• _MATERIAL FOR THE TASK_
┌──

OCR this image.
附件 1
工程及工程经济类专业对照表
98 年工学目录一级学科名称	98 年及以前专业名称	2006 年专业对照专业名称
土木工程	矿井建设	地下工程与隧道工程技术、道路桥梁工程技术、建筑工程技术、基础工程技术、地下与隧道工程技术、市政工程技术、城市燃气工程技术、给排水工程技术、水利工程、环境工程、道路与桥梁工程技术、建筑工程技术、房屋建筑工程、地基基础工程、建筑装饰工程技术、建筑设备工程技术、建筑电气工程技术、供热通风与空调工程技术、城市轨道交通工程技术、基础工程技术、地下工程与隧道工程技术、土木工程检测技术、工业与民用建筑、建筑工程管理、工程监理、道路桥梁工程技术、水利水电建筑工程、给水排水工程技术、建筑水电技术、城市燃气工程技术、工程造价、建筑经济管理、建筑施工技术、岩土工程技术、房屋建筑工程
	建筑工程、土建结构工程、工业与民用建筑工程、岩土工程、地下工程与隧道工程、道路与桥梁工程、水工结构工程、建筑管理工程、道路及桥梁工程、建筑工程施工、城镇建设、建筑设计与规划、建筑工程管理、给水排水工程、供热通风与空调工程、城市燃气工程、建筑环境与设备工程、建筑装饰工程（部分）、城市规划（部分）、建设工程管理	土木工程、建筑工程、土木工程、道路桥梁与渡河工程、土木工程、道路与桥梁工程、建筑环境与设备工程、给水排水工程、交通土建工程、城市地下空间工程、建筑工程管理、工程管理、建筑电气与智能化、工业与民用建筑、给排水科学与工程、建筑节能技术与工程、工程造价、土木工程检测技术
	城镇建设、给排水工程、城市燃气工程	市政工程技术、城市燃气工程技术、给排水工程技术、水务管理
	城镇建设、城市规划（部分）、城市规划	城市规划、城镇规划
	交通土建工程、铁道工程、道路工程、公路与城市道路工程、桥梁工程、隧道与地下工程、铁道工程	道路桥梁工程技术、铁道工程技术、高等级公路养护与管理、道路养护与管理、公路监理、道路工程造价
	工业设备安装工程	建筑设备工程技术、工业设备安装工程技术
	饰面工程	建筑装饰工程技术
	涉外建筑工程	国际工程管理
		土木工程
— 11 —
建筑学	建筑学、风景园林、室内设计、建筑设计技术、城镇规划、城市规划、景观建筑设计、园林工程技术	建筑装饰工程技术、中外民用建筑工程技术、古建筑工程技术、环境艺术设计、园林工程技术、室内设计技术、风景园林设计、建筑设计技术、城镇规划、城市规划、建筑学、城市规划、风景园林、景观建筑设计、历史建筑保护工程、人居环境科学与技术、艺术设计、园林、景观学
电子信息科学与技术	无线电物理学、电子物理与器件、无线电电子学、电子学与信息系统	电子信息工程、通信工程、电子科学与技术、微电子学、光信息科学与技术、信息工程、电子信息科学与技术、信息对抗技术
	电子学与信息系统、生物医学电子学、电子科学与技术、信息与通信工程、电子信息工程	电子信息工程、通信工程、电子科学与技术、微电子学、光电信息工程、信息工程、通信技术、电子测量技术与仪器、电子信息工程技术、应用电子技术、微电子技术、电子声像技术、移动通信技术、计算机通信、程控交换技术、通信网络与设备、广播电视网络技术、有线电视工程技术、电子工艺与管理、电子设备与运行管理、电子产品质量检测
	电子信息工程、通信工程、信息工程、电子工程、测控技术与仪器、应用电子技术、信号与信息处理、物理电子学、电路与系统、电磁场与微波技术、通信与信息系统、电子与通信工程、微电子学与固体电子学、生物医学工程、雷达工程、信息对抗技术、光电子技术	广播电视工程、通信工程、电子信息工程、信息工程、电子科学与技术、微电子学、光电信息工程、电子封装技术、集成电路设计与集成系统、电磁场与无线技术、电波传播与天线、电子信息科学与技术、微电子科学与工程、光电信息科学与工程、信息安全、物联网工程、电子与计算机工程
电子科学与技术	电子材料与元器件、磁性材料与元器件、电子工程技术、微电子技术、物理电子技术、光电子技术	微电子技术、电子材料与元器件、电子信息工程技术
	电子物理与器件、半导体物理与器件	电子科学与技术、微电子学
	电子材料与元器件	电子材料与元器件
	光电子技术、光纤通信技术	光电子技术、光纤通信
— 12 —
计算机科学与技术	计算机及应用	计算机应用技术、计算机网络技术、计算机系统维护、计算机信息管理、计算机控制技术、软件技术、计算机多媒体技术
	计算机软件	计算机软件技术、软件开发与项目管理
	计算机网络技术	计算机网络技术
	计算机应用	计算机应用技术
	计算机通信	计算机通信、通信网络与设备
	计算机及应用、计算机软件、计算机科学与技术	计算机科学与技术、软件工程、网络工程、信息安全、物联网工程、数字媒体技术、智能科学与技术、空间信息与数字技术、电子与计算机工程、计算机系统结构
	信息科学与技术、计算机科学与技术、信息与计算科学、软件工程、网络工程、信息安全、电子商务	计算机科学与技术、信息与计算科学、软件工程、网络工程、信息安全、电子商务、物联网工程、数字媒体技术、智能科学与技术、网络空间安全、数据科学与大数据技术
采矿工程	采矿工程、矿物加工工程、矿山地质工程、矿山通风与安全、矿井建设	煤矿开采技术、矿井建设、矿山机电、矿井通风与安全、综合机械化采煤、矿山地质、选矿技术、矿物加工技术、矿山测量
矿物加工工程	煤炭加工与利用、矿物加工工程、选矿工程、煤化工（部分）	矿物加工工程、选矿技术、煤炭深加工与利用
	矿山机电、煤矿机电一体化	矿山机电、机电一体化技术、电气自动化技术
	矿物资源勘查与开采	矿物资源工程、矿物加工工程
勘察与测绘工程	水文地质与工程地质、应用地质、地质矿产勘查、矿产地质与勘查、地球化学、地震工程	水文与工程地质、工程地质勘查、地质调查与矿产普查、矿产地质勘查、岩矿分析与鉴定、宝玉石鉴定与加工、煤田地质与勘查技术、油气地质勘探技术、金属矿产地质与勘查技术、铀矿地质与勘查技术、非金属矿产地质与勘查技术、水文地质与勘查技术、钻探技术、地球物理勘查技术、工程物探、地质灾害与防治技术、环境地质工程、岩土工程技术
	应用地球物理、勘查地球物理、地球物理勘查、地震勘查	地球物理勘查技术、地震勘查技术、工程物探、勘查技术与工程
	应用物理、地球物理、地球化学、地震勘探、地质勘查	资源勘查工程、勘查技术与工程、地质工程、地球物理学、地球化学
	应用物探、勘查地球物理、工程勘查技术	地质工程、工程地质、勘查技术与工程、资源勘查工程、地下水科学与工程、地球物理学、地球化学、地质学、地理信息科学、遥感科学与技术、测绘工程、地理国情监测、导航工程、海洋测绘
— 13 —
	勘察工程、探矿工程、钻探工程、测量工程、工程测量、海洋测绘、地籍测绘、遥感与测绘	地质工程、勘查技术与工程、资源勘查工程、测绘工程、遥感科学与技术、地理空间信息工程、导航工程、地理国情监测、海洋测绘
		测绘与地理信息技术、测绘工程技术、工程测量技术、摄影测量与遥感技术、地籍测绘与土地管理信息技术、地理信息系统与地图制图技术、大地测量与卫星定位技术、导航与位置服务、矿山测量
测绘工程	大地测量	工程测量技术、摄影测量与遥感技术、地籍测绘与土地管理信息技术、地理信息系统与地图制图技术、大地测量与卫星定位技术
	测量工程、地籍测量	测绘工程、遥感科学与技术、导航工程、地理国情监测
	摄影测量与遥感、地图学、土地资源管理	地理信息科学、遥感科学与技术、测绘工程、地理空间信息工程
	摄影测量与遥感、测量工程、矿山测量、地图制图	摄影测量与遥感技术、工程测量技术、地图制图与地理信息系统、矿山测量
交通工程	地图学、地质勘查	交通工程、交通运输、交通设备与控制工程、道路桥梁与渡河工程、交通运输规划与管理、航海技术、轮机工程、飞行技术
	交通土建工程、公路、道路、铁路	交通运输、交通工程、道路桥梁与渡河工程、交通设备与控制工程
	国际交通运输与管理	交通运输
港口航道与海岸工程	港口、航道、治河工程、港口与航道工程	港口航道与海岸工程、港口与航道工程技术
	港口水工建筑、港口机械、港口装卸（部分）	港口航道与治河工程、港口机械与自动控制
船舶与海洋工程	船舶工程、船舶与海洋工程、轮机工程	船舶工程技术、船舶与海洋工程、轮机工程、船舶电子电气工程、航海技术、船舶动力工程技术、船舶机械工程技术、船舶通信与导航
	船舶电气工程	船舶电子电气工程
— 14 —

└──

• _TASK TO CARRY OUT_
Only lines holding the string "地理信息系统与地图制图技术" are wanted; gather each one from the entries above.

• _PROBLEM SOLUTION_
		测绘与地理信息技术、测绘工程技术、工程测量技术、摄影测量与遥感技术、地籍测绘与土地管理信息技术、地理信息系统与地图制图技术、大地测量与卫星定位技术、导航与位置服务、矿山测量
测绘工程	大地测量	工程测量技术、摄影测量与遥感技术、地籍测绘与土地管理信息技术、地理信息系统与地图制图技术、大地测量与卫星定位技术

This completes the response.